REQUIRED TASK A: Decide whether each statement below agrees with the article about the South Carolina MLS settlement. Answer yes or no for each, and quote the words of the article that decide it: (i) The Justice Department's complaint was filed on May 2, 2008. (ii) Consolidated Multiple Listing Service Inc. is based in Charleston. (iii) The MLS made no policy changes before the lawsuit was filed.
REQUIRED TASK B: Pick up the article about the South Carolina MLS settlement after its final sentence and keep it going.

A South Carolina multiple listing service has reached a proposed settlement with the U.S. Department of Justice over a lawsuit filed last year alleging anticompetitive practices.
The federal government, in its May 2, 2008, complaint, had charged that Consolidated Multiple Listing Service Inc. — a broker-operated MLS based in Columbia, S.C. — had sought to restrict competition in adopting rules and practices that made it "unnecessarily costly and inconvenient for brokers without an established presence in the Columbia area."
"Today’s settlement will remove unlawful impediments to competition for real estate brokerage services in the Columbia area and will lead to more choices and lower brokerage fees for South Carolina consumers," said Christine A. Varney, assistant attorney general in charge of the Justice Department’s Antitrust Division, in a statement.
Edward M. Woodward Jr., a lawyer representing Consolidated MLS, said today, "We think we did a right good negotiating job," in arriving at the proposed settlement, which is subject to a public review and comment period.
"I think both sides got what they needed. The mediation process … proved fruitful in getting a settlement that both sides could live with," he added. The MLS had already changed some policies in response to a Justice Department investigation that preceded the lawsuit.

RECORD LIST:
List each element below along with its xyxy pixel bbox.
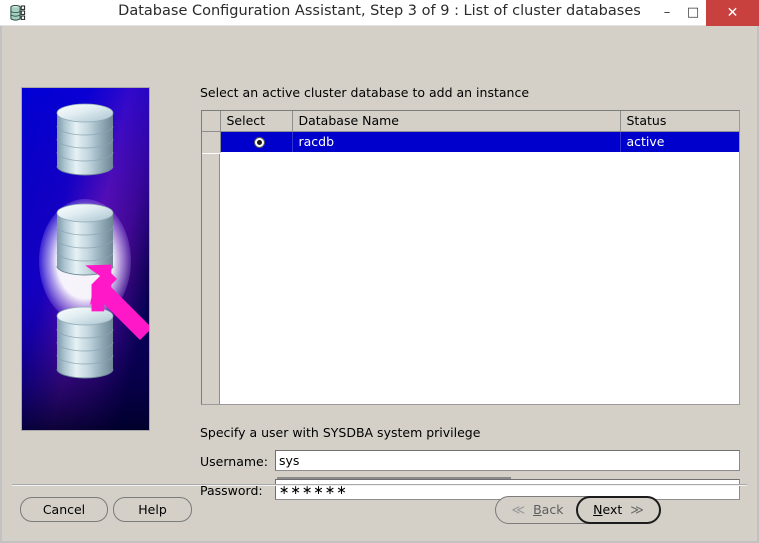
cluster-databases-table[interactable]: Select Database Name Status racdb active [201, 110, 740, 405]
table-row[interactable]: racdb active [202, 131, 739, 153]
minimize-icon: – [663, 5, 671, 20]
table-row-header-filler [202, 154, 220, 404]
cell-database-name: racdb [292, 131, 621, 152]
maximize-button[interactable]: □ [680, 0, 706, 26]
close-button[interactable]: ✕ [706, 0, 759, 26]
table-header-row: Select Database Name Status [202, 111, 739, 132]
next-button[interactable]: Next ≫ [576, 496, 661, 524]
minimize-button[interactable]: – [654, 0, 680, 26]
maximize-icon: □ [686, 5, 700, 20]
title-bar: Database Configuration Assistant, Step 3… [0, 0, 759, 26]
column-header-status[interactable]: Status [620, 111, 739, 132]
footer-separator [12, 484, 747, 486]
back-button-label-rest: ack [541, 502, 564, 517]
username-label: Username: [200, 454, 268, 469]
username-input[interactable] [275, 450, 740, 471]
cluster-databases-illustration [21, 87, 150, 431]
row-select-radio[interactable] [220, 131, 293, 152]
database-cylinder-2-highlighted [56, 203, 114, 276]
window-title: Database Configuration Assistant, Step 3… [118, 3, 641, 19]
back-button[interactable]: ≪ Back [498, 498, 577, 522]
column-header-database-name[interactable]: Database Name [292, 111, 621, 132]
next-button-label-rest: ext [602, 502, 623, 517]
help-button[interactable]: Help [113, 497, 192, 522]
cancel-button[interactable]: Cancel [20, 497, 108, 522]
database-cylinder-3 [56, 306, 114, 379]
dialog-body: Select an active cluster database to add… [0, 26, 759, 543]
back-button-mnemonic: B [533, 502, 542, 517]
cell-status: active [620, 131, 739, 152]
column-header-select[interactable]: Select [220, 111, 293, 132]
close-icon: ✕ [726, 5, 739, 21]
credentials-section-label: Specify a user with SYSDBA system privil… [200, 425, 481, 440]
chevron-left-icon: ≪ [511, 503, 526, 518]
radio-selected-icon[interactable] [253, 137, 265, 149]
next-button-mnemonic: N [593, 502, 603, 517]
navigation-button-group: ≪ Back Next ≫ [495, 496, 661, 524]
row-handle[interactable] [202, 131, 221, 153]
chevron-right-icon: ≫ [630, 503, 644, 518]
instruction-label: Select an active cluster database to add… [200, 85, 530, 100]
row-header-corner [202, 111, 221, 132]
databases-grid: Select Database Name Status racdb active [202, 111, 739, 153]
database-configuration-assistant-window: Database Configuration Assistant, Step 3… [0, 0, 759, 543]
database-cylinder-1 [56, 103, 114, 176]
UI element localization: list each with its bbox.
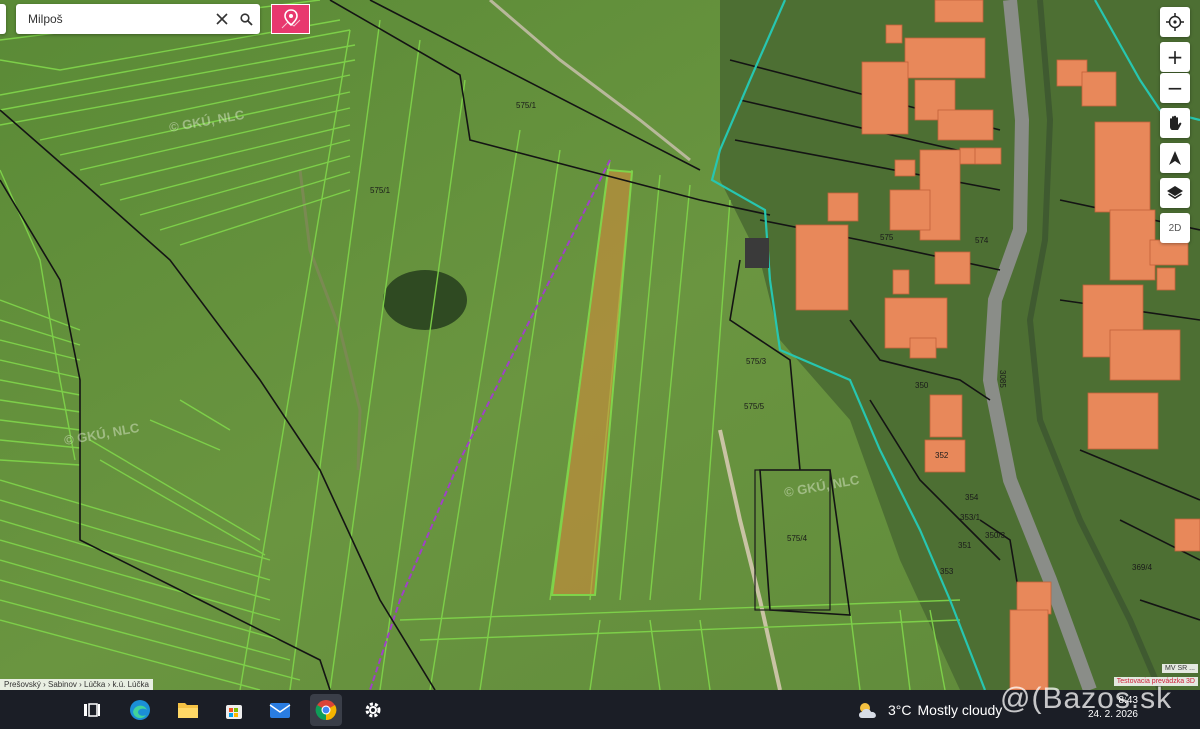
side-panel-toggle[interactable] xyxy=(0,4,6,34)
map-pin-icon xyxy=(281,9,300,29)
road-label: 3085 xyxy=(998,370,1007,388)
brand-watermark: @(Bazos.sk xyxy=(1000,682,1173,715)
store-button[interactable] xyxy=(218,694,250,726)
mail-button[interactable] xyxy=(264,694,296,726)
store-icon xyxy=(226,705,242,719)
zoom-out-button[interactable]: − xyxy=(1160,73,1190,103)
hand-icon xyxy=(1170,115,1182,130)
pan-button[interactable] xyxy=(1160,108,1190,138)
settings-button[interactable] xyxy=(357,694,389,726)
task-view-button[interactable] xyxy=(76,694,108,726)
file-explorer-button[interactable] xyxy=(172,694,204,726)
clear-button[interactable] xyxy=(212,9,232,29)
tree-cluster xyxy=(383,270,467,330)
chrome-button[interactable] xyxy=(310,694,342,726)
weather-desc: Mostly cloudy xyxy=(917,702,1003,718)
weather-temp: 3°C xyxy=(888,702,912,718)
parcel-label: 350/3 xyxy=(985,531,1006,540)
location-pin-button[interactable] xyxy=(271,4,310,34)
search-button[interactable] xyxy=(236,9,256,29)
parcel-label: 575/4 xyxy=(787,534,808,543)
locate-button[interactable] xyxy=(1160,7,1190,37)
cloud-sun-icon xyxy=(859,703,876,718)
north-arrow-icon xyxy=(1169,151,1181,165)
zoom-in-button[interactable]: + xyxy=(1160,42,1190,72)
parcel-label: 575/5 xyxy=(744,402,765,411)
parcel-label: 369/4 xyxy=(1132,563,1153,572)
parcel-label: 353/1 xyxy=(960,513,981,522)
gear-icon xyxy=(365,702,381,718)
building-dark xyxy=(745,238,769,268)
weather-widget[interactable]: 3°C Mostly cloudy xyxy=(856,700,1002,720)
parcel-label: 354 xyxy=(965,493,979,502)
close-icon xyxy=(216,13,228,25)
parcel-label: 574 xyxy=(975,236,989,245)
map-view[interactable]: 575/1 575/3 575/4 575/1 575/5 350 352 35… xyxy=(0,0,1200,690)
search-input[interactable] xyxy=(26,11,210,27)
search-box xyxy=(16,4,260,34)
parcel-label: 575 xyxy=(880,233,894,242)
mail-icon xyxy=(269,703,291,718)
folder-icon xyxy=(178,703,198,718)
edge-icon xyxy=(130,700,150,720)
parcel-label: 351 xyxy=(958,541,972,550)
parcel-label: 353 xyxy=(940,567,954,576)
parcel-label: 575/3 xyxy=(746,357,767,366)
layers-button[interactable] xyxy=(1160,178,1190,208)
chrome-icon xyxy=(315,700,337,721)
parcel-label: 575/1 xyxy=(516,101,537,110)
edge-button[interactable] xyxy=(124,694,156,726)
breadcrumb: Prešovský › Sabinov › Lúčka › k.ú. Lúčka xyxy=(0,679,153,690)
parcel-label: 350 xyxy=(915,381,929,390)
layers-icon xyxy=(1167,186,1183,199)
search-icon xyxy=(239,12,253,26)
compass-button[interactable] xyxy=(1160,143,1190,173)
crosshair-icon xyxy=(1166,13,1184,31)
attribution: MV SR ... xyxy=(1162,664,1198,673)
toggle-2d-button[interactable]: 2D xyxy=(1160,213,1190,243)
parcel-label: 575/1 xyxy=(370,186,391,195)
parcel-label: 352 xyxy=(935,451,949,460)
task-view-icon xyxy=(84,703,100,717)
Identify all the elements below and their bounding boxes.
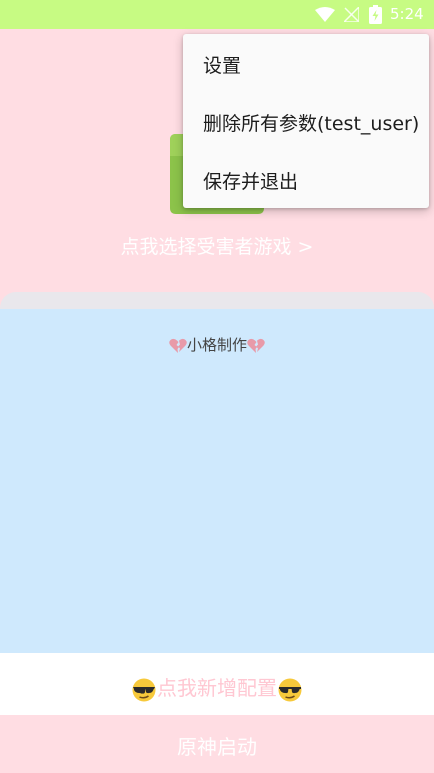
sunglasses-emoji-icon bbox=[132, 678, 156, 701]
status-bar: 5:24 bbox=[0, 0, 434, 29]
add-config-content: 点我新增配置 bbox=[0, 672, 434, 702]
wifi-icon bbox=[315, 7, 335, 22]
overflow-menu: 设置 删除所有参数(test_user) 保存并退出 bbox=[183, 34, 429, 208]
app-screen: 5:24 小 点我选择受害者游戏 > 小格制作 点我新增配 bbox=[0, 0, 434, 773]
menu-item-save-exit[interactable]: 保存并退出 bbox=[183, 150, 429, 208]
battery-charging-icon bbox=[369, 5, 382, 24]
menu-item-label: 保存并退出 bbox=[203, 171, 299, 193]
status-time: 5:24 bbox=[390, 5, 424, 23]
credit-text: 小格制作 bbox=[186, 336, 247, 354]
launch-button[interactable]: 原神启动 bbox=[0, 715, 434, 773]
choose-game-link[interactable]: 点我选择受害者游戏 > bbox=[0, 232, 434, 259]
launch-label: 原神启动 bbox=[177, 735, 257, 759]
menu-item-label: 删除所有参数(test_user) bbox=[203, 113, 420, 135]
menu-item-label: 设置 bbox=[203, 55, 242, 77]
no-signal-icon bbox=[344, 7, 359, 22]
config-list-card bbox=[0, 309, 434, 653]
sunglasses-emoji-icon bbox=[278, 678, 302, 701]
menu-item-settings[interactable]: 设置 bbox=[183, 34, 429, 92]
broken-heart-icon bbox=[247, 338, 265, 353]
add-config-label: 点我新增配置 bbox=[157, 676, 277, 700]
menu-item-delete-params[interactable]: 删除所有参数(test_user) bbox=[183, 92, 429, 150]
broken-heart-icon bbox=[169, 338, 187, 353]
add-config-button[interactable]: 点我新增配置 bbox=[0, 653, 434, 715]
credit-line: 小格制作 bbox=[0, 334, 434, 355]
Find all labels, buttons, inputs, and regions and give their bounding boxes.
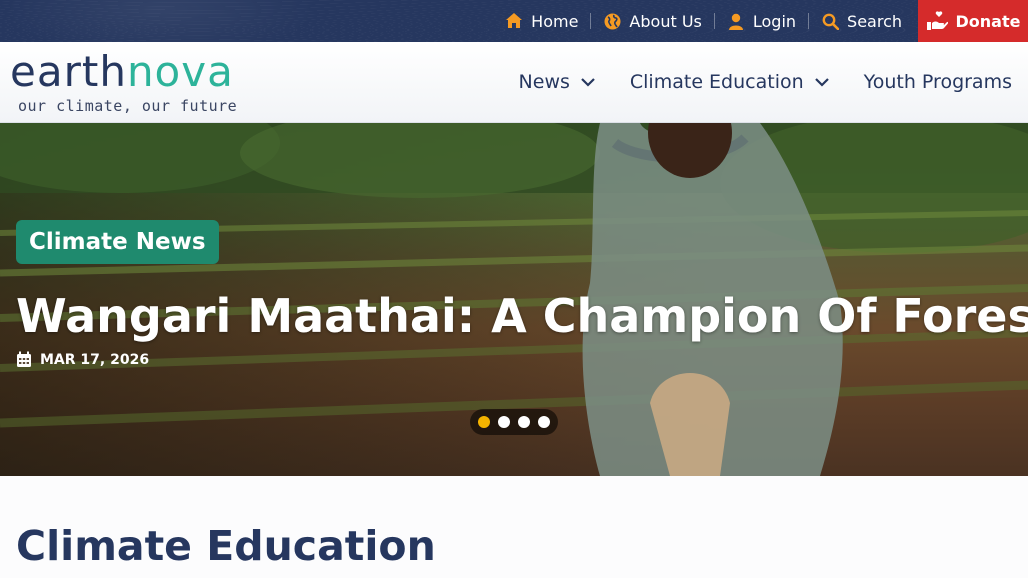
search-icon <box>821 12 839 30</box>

ANSWER A:
(i) Yes: "in its May 2, 2008, complaint"
(ii) No: "based in Columbia, S.C."
(iii) No: "The MLS had already changed some policies in response to a Justice Department investigation that preceded the lawsuit."

ANSWER B:
The proposed final judgment, agreed to by federal officials and MLS representatives, provides that CMLS cannot directly or indirectly engage in any practices that would deny membership to any real estate company owner who requests membership, and cannot discriminate against any member or licensee based on "office location, pricing or commission rates, business model, contractual forms or types used, or services and activities," as examples.
The cost of membership, which had been $5,000 and was later reduced to $2,500, is also at issue in the proposed final judgment, which states that the MLS shall not require fees from prospective members that "exceed the reasonably estimated cost incurred by CMLS in adding a new member."
And the MLS cannot "inquire into or request information about the actual or anticipated business model, prices or commission rates charged or to be charged" of owners or prospective members, according to the final judgment.
While the MLS bylaws had stated that members must work "within primary areas served by the CMLS," the new language will read that membership is open to those "who are or who employee brokers-in-charge holding licenses allowing them to engage in the real estate business in South Carolina" — this represents a broadening to the entire state rather than the region served by the MLS.
Also as proposed, the MLS will delete language from its bylaws that require new members to submit a resume and to agree to a credit check.
The MLS maintains, though, the right to conduct criminal background checks of prospective members to ensure that they have "no convictions of either a criminal sexual nature or relating to the improper handling of funds." …CONTINUED
The MLS had earlier opened up to accept property listings under a type of contract known as "exclusive agency" listings — which the Justice Department has argued are more likely to be used by low-cost and alternative real estate companies — and there are additional language changes in the proposed final judgment related to the acceptance of listings under this type of contract.
A rule that has stated, "Offers on properties included in the CMLS shall be made in written form to the selling company and not directly to the owner" will be changed, under the proposed settlement, to state that the listing company can choose to direct communications to the owner instead, and the owner can sign off on a form specifying this arrangement.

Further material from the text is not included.